Exercise brief
From the first line to the last, copy the listing exactly and omit the pictures.

Records supplied

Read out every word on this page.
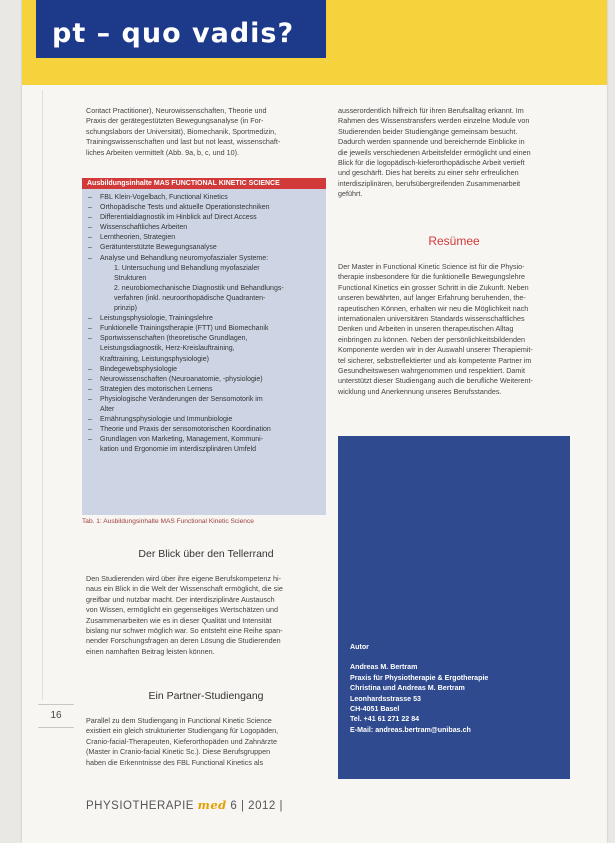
pt – quo vadis?
Contact Practitioner), Neurowissenschaften, Theorie und
Praxis der gerätegestützten Bewegungsanalyse (in For-
schungslabors der Universität), Biomechanik, Sportmedizin,
Trainingswissenschaften und last but not least, wissenschaft-
liches Arbeiten vermittelt (Abb. 9a, b, c, und 10).
Ausbildungsinhalte MAS FUNCTIONAL KINETIC SCIENCE
– FBL Klein-Vogelbach, Functional Kinetics
– Orthopädische Tests und aktuelle Operationstechniken
– Differentialdiagnostik im Hinblick auf Direct Access
– Wissenschaftliches Arbeiten
– Lerntheorien, Strategien
– Gerätunterstützte Bewegungsanalyse
– Analyse und Behandlung neuromyofaszialer Systeme:
1. Untersuchung und Behandlung myofaszialer
Strukturen
2. neurobiomechanische Diagnostik und Behandlungs-
verfahren (inkl. neuroorthopädische Quadranten-
prinzip)
– Leistungsphysiologie, Trainingslehre
– Funktionelle Trainingstherapie (FTT) und Biomechanik
– Sportwissenschaften (theoretische Grundlagen,
Leistungsdiagnostik, Herz-Kreislauftraining,
Krafttraining, Leistungsphysiologie)
– Bindegewebsphysiologie
– Neurowissenschaften (Neuroanatomie, -physiologie)
– Strategien des motorischen Lernens
– Physiologische Veränderungen der Sensomotorik im
Alter
– Ernährungsphysiologie und Immunbiologie
– Theorie und Praxis der sensomotorischen Koordination
– Grundlagen von Marketing, Management, Kommuni-
kation und Ergonomie im interdisziplinären Umfeld
Tab. 1: Ausbildungsinhalte MAS Functional Kinetic Science
Der Blick über den Tellerrand
Den Studierenden wird über ihre eigene Berufskompetenz hi-
naus ein Blick in die Welt der Wissenschaft ermöglicht, die sie
greifbar und nutzbar macht. Der interdisziplinäre Austausch
von Wissen, ermöglicht ein gegenseitiges Wertschätzen und
Zusammenarbeiten wie es in dieser Qualität und Intensität
bislang nur schwer möglich war. So entsteht eine Reihe span-
nender Forschungsfragen an deren Lösung die Studierenden
einen namhaften Beitrag leisten können.
Ein Partner-Studiengang
Parallel zu dem Studiengang in Functional Kinetic Science
existiert ein gleich strukturierter Studiengang für Logopäden,
Cranio-facial-Therapeuten, Kieferorthopäden und Zahnärzte
(Master in Cranio-facial Kinetic Sc.). Diese Berufsgruppen
haben die Erkenntnisse des FBL Functional Kinetics als
ausserordentlich hilfreich für ihren Berufsalltag erkannt. Im
Rahmen des Wissenstransfers werden einzelne Module von
Studierenden beider Studiengänge gemeinsam besucht.
Dadurch werden spannende und bereichernde Einblicke in
die jeweils verschiedenen Arbeitsfelder ermöglicht und einen
Blick für die logopädisch-kieferorthopädische Arbeit vertieft
und geschärft. Dies hat bereits zu einer sehr erfreulichen
interdisziplinären, berufsübergreifenden Zusammenarbeit
geführt.
Resümee
Der Master in Functional Kinetic Science ist für die Physio-
therapie insbesondere für die funktionelle Bewegungslehre
Functional Kinetics ein grosser Schritt in die Zukunft. Neben
unseren bewährten, auf langer Erfahrung beruhenden, the-
rapeutischen Können, erhalten wir neu die Möglichkeit nach
internationalen universitären Standards wissenschaftliches
Denken und Arbeiten in unseren therapeutischen Alltag
einbringen zu können. Neben der persönlichkeitsbildenden
Komponente werden wir in der Auswahl unserer Therapiemit-
tel sicherer, selbstreflektierter und als kompetente Partner im
Gesundheitswesen wahrgenommen und respektiert. Damit
unterstützt dieser Studiengang auch die berufliche Weiterent-
wicklung und Anerkennung unseres Berufsstandes.
Autor
Andreas M. Bertram
Praxis für Physiotherapie & Ergotherapie
Christina und Andreas M. Bertram
Leonhardsstrasse 53
CH-4051 Basel
Tel. +41 61 271 22 84
E-Mail: andreas.bertram@unibas.ch
16
PHYSIOTHERAPIE med 6 | 2012 |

Answer space
Read out every word on this page.
pt – quo vadis?
Contact Practitioner), Neurowissenschaften, Theorie und
Praxis der gerätegestützten Bewegungsanalyse (in For-
schungslabors der Universität), Biomechanik, Sportmedizin,
Trainingswissenschaften und last but not least, wissenschaft-
liches Arbeiten vermittelt (Abb. 9a, b, c, und 10).
Ausbildungsinhalte MAS FUNCTIONAL KINETIC SCIENCE
– FBL Klein-Vogelbach, Functional Kinetics
– Orthopädische Tests und aktuelle Operationstechniken
– Differentialdiagnostik im Hinblick auf Direct Access
– Wissenschaftliches Arbeiten
– Lerntheorien, Strategien
– Gerätunterstützte Bewegungsanalyse
– Analyse und Behandlung neuromyofaszialer Systeme:
1. Untersuchung und Behandlung myofaszialer
Strukturen
2. neurobiomechanische Diagnostik und Behandlungs-
verfahren (inkl. neuroorthopädische Quadranten-
prinzip)
– Leistungsphysiologie, Trainingslehre
– Funktionelle Trainingstherapie (FTT) und Biomechanik
– Sportwissenschaften (theoretische Grundlagen,
Leistungsdiagnostik, Herz-Kreislauftraining,
Krafttraining, Leistungsphysiologie)
– Bindegewebsphysiologie
– Neurowissenschaften (Neuroanatomie, -physiologie)
– Strategien des motorischen Lernens
– Physiologische Veränderungen der Sensomotorik im
Alter
– Ernährungsphysiologie und Immunbiologie
– Theorie und Praxis der sensomotorischen Koordination
– Grundlagen von Marketing, Management, Kommuni-
kation und Ergonomie im interdisziplinären Umfeld
Tab. 1: Ausbildungsinhalte MAS Functional Kinetic Science
Der Blick über den Tellerrand
Den Studierenden wird über ihre eigene Berufskompetenz hi-
naus ein Blick in die Welt der Wissenschaft ermöglicht, die sie
greifbar und nutzbar macht. Der interdisziplinäre Austausch
von Wissen, ermöglicht ein gegenseitiges Wertschätzen und
Zusammenarbeiten wie es in dieser Qualität und Intensität
bislang nur schwer möglich war. So entsteht eine Reihe span-
nender Forschungsfragen an deren Lösung die Studierenden
einen namhaften Beitrag leisten können.
Ein Partner-Studiengang
Parallel zu dem Studiengang in Functional Kinetic Science
existiert ein gleich strukturierter Studiengang für Logopäden,
Cranio-facial-Therapeuten, Kieferorthopäden und Zahnärzte
(Master in Cranio-facial Kinetic Sc.). Diese Berufsgruppen
haben die Erkenntnisse des FBL Functional Kinetics als
ausserordentlich hilfreich für ihren Berufsalltag erkannt. Im
Rahmen des Wissenstransfers werden einzelne Module von
Studierenden beider Studiengänge gemeinsam besucht.
Dadurch werden spannende und bereichernde Einblicke in
die jeweils verschiedenen Arbeitsfelder ermöglicht und einen
Blick für die logopädisch-kieferorthopädische Arbeit vertieft
und geschärft. Dies hat bereits zu einer sehr erfreulichen
interdisziplinären, berufsübergreifenden Zusammenarbeit
geführt.
Resümee
Der Master in Functional Kinetic Science ist für die Physio-
therapie insbesondere für die funktionelle Bewegungslehre
Functional Kinetics ein grosser Schritt in die Zukunft. Neben
unseren bewährten, auf langer Erfahrung beruhenden, the-
rapeutischen Können, erhalten wir neu die Möglichkeit nach
internationalen universitären Standards wissenschaftliches
Denken und Arbeiten in unseren therapeutischen Alltag
einbringen zu können. Neben der persönlichkeitsbildenden
Komponente werden wir in der Auswahl unserer Therapiemit-
tel sicherer, selbstreflektierter und als kompetente Partner im
Gesundheitswesen wahrgenommen und respektiert. Damit
unterstützt dieser Studiengang auch die berufliche Weiterent-
wicklung und Anerkennung unseres Berufsstandes.
Autor
Andreas M. Bertram
Praxis für Physiotherapie & Ergotherapie
Christina und Andreas M. Bertram
Leonhardsstrasse 53
CH-4051 Basel
Tel. +41 61 271 22 84
E-Mail: andreas.bertram@unibas.ch
16
PHYSIOTHERAPIE med 6 | 2012 |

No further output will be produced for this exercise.